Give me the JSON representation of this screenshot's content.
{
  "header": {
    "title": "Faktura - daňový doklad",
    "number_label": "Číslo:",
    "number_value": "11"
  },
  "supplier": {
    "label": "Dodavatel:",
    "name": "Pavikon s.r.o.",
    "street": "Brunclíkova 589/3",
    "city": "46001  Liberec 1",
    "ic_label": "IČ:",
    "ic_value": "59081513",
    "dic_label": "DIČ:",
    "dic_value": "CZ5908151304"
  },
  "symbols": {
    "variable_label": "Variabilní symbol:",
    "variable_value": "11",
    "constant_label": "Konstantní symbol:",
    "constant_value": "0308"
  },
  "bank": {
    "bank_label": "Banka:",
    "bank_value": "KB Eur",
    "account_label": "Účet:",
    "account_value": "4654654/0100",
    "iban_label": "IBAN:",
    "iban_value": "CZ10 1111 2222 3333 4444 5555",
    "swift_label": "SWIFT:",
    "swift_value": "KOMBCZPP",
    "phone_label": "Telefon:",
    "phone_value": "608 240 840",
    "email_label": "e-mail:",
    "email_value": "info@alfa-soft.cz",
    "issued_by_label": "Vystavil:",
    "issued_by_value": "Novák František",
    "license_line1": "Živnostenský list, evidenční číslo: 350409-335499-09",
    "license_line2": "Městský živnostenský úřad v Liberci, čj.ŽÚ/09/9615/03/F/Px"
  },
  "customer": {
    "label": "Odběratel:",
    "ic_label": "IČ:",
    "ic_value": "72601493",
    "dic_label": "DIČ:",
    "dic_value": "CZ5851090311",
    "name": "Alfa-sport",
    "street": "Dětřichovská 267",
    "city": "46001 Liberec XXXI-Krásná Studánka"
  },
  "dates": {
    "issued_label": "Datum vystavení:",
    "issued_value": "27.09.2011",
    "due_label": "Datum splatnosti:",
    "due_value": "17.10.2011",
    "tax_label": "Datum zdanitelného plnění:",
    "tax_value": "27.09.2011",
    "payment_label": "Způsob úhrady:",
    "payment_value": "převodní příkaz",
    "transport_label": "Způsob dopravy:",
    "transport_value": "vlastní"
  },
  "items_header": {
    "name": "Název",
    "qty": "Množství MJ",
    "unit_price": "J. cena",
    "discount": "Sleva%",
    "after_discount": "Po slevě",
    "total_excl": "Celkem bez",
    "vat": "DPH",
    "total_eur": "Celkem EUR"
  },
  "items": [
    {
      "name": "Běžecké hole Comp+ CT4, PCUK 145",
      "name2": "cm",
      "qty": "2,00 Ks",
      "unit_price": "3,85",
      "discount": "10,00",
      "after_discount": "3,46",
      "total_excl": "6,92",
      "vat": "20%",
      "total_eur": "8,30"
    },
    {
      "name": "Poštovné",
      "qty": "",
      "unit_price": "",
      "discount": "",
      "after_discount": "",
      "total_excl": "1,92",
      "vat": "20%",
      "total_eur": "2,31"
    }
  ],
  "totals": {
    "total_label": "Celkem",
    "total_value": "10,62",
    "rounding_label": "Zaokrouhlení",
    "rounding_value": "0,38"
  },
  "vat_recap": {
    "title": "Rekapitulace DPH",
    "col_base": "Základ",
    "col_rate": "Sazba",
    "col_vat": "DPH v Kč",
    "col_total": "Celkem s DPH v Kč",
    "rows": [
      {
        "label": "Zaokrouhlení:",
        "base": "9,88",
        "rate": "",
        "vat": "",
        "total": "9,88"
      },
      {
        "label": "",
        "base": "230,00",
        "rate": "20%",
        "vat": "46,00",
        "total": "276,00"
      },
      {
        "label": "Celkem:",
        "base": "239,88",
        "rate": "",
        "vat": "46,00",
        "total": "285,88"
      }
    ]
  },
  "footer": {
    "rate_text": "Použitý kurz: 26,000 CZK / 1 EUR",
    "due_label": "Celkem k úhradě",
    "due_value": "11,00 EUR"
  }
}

**Work to do:**
Each line of the listing above should be output exactly.

**Solution to this task:**
Give me the JSON representation of this screenshot's content.
{
  "header": {
    "title": "Faktura - daňový doklad",
    "number_label": "Číslo:",
    "number_value": "11"
  },
  "supplier": {
    "label": "Dodavatel:",
    "name": "Pavikon s.r.o.",
    "street": "Brunclíkova 589/3",
    "city": "46001  Liberec 1",
    "ic_label": "IČ:",
    "ic_value": "59081513",
    "dic_label": "DIČ:",
    "dic_value": "CZ5908151304"
  },
  "symbols": {
    "variable_label": "Variabilní symbol:",
    "variable_value": "11",
    "constant_label": "Konstantní symbol:",
    "constant_value": "0308"
  },
  "bank": {
    "bank_label": "Banka:",
    "bank_value": "KB Eur",
    "account_label": "Účet:",
    "account_value": "4654654/0100",
    "iban_label": "IBAN:",
    "iban_value": "CZ10 1111 2222 3333 4444 5555",
    "swift_label": "SWIFT:",
    "swift_value": "KOMBCZPP",
    "phone_label": "Telefon:",
    "phone_value": "608 240 840",
    "email_label": "e-mail:",
    "email_value": "info@alfa-soft.cz",
    "issued_by_label": "Vystavil:",
    "issued_by_value": "Novák František",
    "license_line1": "Živnostenský list, evidenční číslo: 350409-335499-09",
    "license_line2": "Městský živnostenský úřad v Liberci, čj.ŽÚ/09/9615/03/F/Px"
  },
  "customer": {
    "label": "Odběratel:",
    "ic_label": "IČ:",
    "ic_value": "72601493",
    "dic_label": "DIČ:",
    "dic_value": "CZ5851090311",
    "name": "Alfa-sport",
    "street": "Dětřichovská 267",
    "city": "46001 Liberec XXXI-Krásná Studánka"
  },
  "dates": {
    "issued_label": "Datum vystavení:",
    "issued_value": "27.09.2011",
    "due_label": "Datum splatnosti:",
    "due_value": "17.10.2011",
    "tax_label": "Datum zdanitelného plnění:",
    "tax_value": "27.09.2011",
    "payment_label": "Způsob úhrady:",
    "payment_value": "převodní příkaz",
    "transport_label": "Způsob dopravy:",
    "transport_value": "vlastní"
  },
  "items_header": {
    "name": "Název",
    "qty": "Množství MJ",
    "unit_price": "J. cena",
    "discount": "Sleva%",
    "after_discount": "Po slevě",
    "total_excl": "Celkem bez",
    "vat": "DPH",
    "total_eur": "Celkem EUR"
  },
  "items": [
    {
      "name": "Běžecké hole Comp+ CT4, PCUK 145",
      "name2": "cm",
      "qty": "2,00 Ks",
      "unit_price": "3,85",
      "discount": "10,00",
      "after_discount": "3,46",
      "total_excl": "6,92",
      "vat": "20%",
      "total_eur": "8,30"
    },
    {
      "name": "Poštovné",
      "qty": "",
      "unit_price": "",
      "discount": "",
      "after_discount": "",
      "total_excl": "1,92",
      "vat": "20%",
      "total_eur": "2,31"
    }
  ],
  "totals": {
    "total_label": "Celkem",
    "total_value": "10,62",
    "rounding_label": "Zaokrouhlení",
    "rounding_value": "0,38"
  },
  "vat_recap": {
    "title": "Rekapitulace DPH",
    "col_base": "Základ",
    "col_rate": "Sazba",
    "col_vat": "DPH v Kč",
    "col_total": "Celkem s DPH v Kč",
    "rows": [
      {
        "label": "Zaokrouhlení:",
        "base": "9,88",
        "rate": "",
        "vat": "",
        "total": "9,88"
      },
      {
        "label": "",
        "base": "230,00",
        "rate": "20%",
        "vat": "46,00",
        "total": "276,00"
      },
      {
        "label": "Celkem:",
        "base": "239,88",
        "rate": "",
        "vat": "46,00",
        "total": "285,88"
      }
    ]
  },
  "footer": {
    "rate_text": "Použitý kurz: 26,000 CZK / 1 EUR",
    "due_label": "Celkem k úhradě",
    "due_value": "11,00 EUR"
  }
}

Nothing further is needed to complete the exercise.